THE TASKS
1 - Answer these questions using the story:
(a) Where does the town of Stinksmore sit?
(b) Who makes Sir Dustin Pootsalot's favorite sandwich for him every day?
(c) Where does she leave his lunch after he is banished to the outskirts of town?
2 - Return the passage of the story starting with "The Town of" and going on through "me try again.", copied word for word.

TEXT
Saturday, July 3, 2010

The proof I am officially insane...

The Town of Stinksnomore.

Before you were born there were these crazies that used to live next door and one night.. oh wait that isn't right.. let me try again.

There once was.. no that just doesn't have enough umph.. I have to have something better...

I think I have it this time so go grab your blankie and a drink of water cause this is it..

Once upon a time in a land far far away (there that is it) there stood the tiny little town of Stinksmore. Stinksmore sat in a little valley between rolling hills with quiet little streams. If you climbed to the top of the hills and looked out towards the horizon for as far as you could see there was only open space of hills and forests. The hills and forests were quite alive with creatures that no man had named or ever thought to try to tame, late into the night if you listened close you could hear them out and about.

It was spring in Stinksmore and close to the time of the annual Cornhole Tournaments and everyone was a bustle preparing their boards and bags and gathering grapes to take to The Sisters to make the special wines! Our hero Sir Dustin Pootsalot was training rigorously to become this years Cornhole King, thats King Cornholio to the peasants of the town. But alas our poor hero had a serious problem, he well.. he.. umm how do I say this.. had gas. You see Sir Pootsalot had a favorite sandwich of red robin that the fair Lady Linda made for him daily and while partaking in this lovely sandwich gave him much delight it also gave him terribly raunchy farts. Unfortunately this was a terribly problem for Sir Pootsalot as no one wanted him to enter the tournament of the century because no one could throw their bags correctly and hold their noses. This made Sir Pootsy very sad.

As the tournament got closer Sir Poopypants started practicing day in and day out but he had been banished to the outskirts of town so others could practice with both hands free, his only contact with the towns people was his daily delivery of his red robin sandwich by Lady Linda and even she would only come close enough to leave his lunch on the stump of a fallen tree. Sir Poot was getting more concerned that he would never be able to enter the tournament because of his rather pungent tummy problem and late one night he sat there on the stump and exclaimed.. "Whatever will I do! My towns people will never allow me to enter the tournament of the century but I just can not leave my beloved red robin sandwiches made by the fair Lady Linda.. they are just too good!"

RECORDED DATA

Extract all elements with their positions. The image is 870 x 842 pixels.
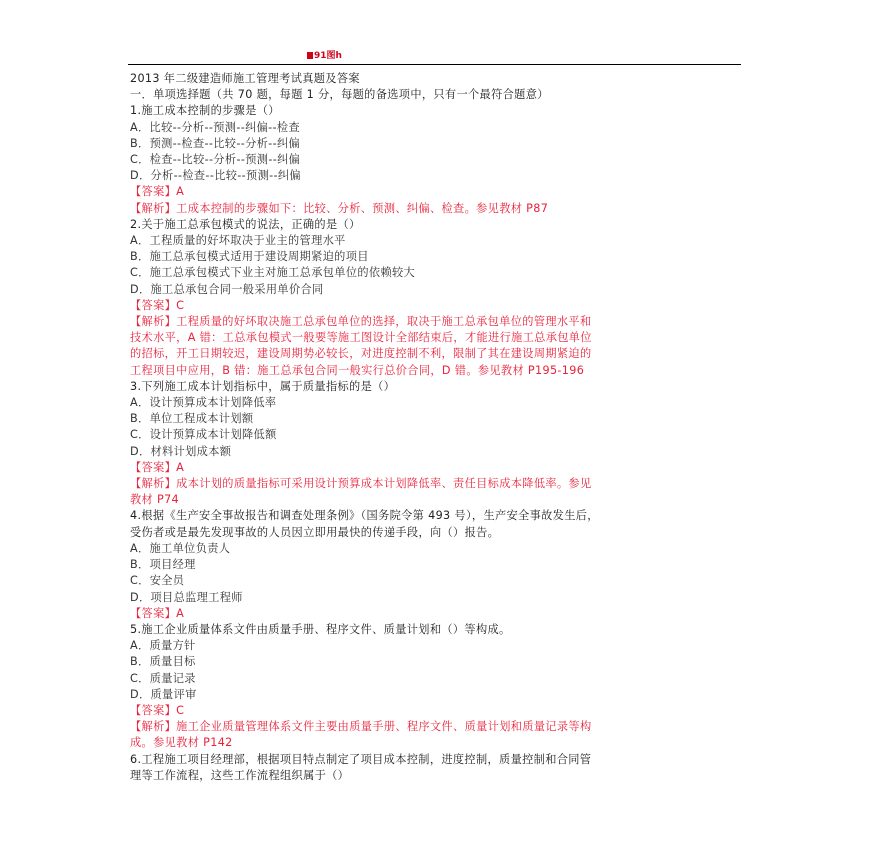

PROBLEM SOLUTIONS
1 -
(a) In a little valley between rolling hills with quiet little streams.
(b) The fair Lady Linda.
(c) On the stump of a fallen tree.

2 -
The Town of Stinksnomore.

Before you were born there were these crazies that used to live next door and one night.. oh wait that isn't right.. let me try again.